*Raw data*.
[Start of section]
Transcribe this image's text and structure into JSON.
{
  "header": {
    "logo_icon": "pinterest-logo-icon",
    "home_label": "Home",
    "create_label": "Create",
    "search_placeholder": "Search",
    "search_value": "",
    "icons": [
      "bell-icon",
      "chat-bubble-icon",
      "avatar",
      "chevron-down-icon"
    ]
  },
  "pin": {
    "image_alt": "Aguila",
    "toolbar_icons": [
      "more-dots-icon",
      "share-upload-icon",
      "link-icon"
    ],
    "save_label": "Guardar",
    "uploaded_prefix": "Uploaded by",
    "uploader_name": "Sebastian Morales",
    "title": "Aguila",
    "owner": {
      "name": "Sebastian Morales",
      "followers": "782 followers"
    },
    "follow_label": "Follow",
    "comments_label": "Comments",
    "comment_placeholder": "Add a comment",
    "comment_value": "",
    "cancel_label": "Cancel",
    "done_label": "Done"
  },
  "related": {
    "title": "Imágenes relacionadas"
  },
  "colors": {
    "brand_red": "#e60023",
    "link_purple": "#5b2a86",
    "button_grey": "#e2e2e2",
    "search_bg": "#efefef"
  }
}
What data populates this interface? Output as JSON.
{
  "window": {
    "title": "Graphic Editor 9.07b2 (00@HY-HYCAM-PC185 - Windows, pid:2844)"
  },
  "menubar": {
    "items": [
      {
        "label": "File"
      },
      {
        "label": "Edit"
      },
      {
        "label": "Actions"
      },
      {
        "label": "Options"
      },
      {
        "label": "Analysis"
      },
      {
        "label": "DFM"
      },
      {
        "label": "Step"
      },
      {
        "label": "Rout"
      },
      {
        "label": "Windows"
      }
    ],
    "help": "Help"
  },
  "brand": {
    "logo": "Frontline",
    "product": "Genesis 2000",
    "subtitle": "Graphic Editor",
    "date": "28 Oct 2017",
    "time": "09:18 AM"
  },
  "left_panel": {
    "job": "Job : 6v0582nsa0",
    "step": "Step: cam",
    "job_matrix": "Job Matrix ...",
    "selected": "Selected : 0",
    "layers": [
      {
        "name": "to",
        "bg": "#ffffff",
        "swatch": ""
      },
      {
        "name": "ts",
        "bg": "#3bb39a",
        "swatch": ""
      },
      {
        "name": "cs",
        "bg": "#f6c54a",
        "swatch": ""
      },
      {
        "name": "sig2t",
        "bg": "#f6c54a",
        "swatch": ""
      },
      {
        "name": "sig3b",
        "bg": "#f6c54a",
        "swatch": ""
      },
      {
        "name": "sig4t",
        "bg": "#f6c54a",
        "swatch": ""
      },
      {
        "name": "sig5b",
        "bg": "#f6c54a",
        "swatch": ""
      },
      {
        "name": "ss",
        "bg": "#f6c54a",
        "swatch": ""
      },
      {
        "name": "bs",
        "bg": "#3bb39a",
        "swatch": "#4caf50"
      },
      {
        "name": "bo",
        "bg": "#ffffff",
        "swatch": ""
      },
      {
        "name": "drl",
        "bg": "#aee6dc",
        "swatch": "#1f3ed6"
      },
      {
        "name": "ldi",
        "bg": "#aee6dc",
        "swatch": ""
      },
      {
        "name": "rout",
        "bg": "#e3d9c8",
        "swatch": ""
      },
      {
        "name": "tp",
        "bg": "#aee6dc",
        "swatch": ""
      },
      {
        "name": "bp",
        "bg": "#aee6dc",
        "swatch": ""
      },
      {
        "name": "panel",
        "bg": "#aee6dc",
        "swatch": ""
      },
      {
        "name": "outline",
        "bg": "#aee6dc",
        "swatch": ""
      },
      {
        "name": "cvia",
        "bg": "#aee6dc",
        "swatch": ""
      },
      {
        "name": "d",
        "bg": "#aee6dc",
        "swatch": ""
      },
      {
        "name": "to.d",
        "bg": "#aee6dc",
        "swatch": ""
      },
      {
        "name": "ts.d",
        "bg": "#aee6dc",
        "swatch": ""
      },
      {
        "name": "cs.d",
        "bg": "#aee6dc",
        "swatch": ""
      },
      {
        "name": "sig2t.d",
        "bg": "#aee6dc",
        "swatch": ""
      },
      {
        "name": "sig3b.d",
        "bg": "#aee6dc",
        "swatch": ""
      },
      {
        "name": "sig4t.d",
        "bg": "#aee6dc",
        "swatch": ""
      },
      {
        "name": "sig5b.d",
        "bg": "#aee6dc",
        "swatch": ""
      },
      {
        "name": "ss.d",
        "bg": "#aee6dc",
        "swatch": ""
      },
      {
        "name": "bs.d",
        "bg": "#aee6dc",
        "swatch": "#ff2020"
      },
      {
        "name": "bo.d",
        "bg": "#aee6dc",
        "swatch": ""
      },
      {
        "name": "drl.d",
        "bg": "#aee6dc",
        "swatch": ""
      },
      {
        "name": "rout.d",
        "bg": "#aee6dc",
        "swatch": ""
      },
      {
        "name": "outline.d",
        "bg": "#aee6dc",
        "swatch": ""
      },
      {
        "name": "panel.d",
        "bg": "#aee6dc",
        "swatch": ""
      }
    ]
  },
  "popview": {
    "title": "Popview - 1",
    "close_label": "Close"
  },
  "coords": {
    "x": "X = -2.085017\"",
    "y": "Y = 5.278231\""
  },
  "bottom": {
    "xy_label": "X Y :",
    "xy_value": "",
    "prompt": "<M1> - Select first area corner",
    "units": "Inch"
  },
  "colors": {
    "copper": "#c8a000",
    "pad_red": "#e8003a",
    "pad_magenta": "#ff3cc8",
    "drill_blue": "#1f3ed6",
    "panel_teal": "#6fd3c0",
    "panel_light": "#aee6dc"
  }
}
[End of section]
*Directions for this task*.
Print out the whole listing, with every line exactly as it appears.

*Response to the task*.
Transcribe this image's text and structure into JSON.
{
  "header": {
    "logo_icon": "pinterest-logo-icon",
    "home_label": "Home",
    "create_label": "Create",
    "search_placeholder": "Search",
    "search_value": "",
    "icons": [
      "bell-icon",
      "chat-bubble-icon",
      "avatar",
      "chevron-down-icon"
    ]
  },
  "pin": {
    "image_alt": "Aguila",
    "toolbar_icons": [
      "more-dots-icon",
      "share-upload-icon",
      "link-icon"
    ],
    "save_label": "Guardar",
    "uploaded_prefix": "Uploaded by",
    "uploader_name": "Sebastian Morales",
    "title": "Aguila",
    "owner": {
      "name": "Sebastian Morales",
      "followers": "782 followers"
    },
    "follow_label": "Follow",
    "comments_label": "Comments",
    "comment_placeholder": "Add a comment",
    "comment_value": "",
    "cancel_label": "Cancel",
    "done_label": "Done"
  },
  "related": {
    "title": "Imágenes relacionadas"
  },
  "colors": {
    "brand_red": "#e60023",
    "link_purple": "#5b2a86",
    "button_grey": "#e2e2e2",
    "search_bg": "#efefef"
  }
}
What data populates this interface? Output as JSON.
{
  "window": {
    "title": "Graphic Editor 9.07b2 (00@HY-HYCAM-PC185 - Windows, pid:2844)"
  },
  "menubar": {
    "items": [
      {
        "label": "File"
      },
      {
        "label": "Edit"
      },
      {
        "label": "Actions"
      },
      {
        "label": "Options"
      },
      {
        "label": "Analysis"
      },
      {
        "label": "DFM"
      },
      {
        "label": "Step"
      },
      {
        "label": "Rout"
      },
      {
        "label": "Windows"
      }
    ],
    "help": "Help"
  },
  "brand": {
    "logo": "Frontline",
    "product": "Genesis 2000",
    "subtitle": "Graphic Editor",
    "date": "28 Oct 2017",
    "time": "09:18 AM"
  },
  "left_panel": {
    "job": "Job : 6v0582nsa0",
    "step": "Step: cam",
    "job_matrix": "Job Matrix ...",
    "selected": "Selected : 0",
    "layers": [
      {
        "name": "to",
        "bg": "#ffffff",
        "swatch": ""
      },
      {
        "name": "ts",
        "bg": "#3bb39a",
        "swatch": ""
      },
      {
        "name": "cs",
        "bg": "#f6c54a",
        "swatch": ""
      },
      {
        "name": "sig2t",
        "bg": "#f6c54a",
        "swatch": ""
      },
      {
        "name": "sig3b",
        "bg": "#f6c54a",
        "swatch": ""
      },
      {
        "name": "sig4t",
        "bg": "#f6c54a",
        "swatch": ""
      },
      {
        "name": "sig5b",
        "bg": "#f6c54a",
        "swatch": ""
      },
      {
        "name": "ss",
        "bg": "#f6c54a",
        "swatch": ""
      },
      {
        "name": "bs",
        "bg": "#3bb39a",
        "swatch": "#4caf50"
      },
      {
        "name": "bo",
        "bg": "#ffffff",
        "swatch": ""
      },
      {
        "name": "drl",
        "bg": "#aee6dc",
        "swatch": "#1f3ed6"
      },
      {
        "name": "ldi",
        "bg": "#aee6dc",
        "swatch": ""
      },
      {
        "name": "rout",
        "bg": "#e3d9c8",
        "swatch": ""
      },
      {
        "name": "tp",
        "bg": "#aee6dc",
        "swatch": ""
      },
      {
        "name": "bp",
        "bg": "#aee6dc",
        "swatch": ""
      },
      {
        "name": "panel",
        "bg": "#aee6dc",
        "swatch": ""
      },
      {
        "name": "outline",
        "bg": "#aee6dc",
        "swatch": ""
      },
      {
        "name": "cvia",
        "bg": "#aee6dc",
        "swatch": ""
      },
      {
        "name": "d",
        "bg": "#aee6dc",
        "swatch": ""
      },
      {
        "name": "to.d",
        "bg": "#aee6dc",
        "swatch": ""
      },
      {
        "name": "ts.d",
        "bg": "#aee6dc",
        "swatch": ""
      },
      {
        "name": "cs.d",
        "bg": "#aee6dc",
        "swatch": ""
      },
      {
        "name": "sig2t.d",
        "bg": "#aee6dc",
        "swatch": ""
      },
      {
        "name": "sig3b.d",
        "bg": "#aee6dc",
        "swatch": ""
      },
      {
        "name": "sig4t.d",
        "bg": "#aee6dc",
        "swatch": ""
      },
      {
        "name": "sig5b.d",
        "bg": "#aee6dc",
        "swatch": ""
      },
      {
        "name": "ss.d",
        "bg": "#aee6dc",
        "swatch": ""
      },
      {
        "name": "bs.d",
        "bg": "#aee6dc",
        "swatch": "#ff2020"
      },
      {
        "name": "bo.d",
        "bg": "#aee6dc",
        "swatch": ""
      },
      {
        "name": "drl.d",
        "bg": "#aee6dc",
        "swatch": ""
      },
      {
        "name": "rout.d",
        "bg": "#aee6dc",
        "swatch": ""
      },
      {
        "name": "outline.d",
        "bg": "#aee6dc",
        "swatch": ""
      },
      {
        "name": "panel.d",
        "bg": "#aee6dc",
        "swatch": ""
      }
    ]
  },
  "popview": {
    "title": "Popview - 1",
    "close_label": "Close"
  },
  "coords": {
    "x": "X = -2.085017\"",
    "y": "Y = 5.278231\""
  },
  "bottom": {
    "xy_label": "X Y :",
    "xy_value": "",
    "prompt": "<M1> - Select first area corner",
    "units": "Inch"
  },
  "colors": {
    "copper": "#c8a000",
    "pad_red": "#e8003a",
    "pad_magenta": "#ff3cc8",
    "drill_blue": "#1f3ed6",
    "panel_teal": "#6fd3c0",
    "panel_light": "#aee6dc"
  }
}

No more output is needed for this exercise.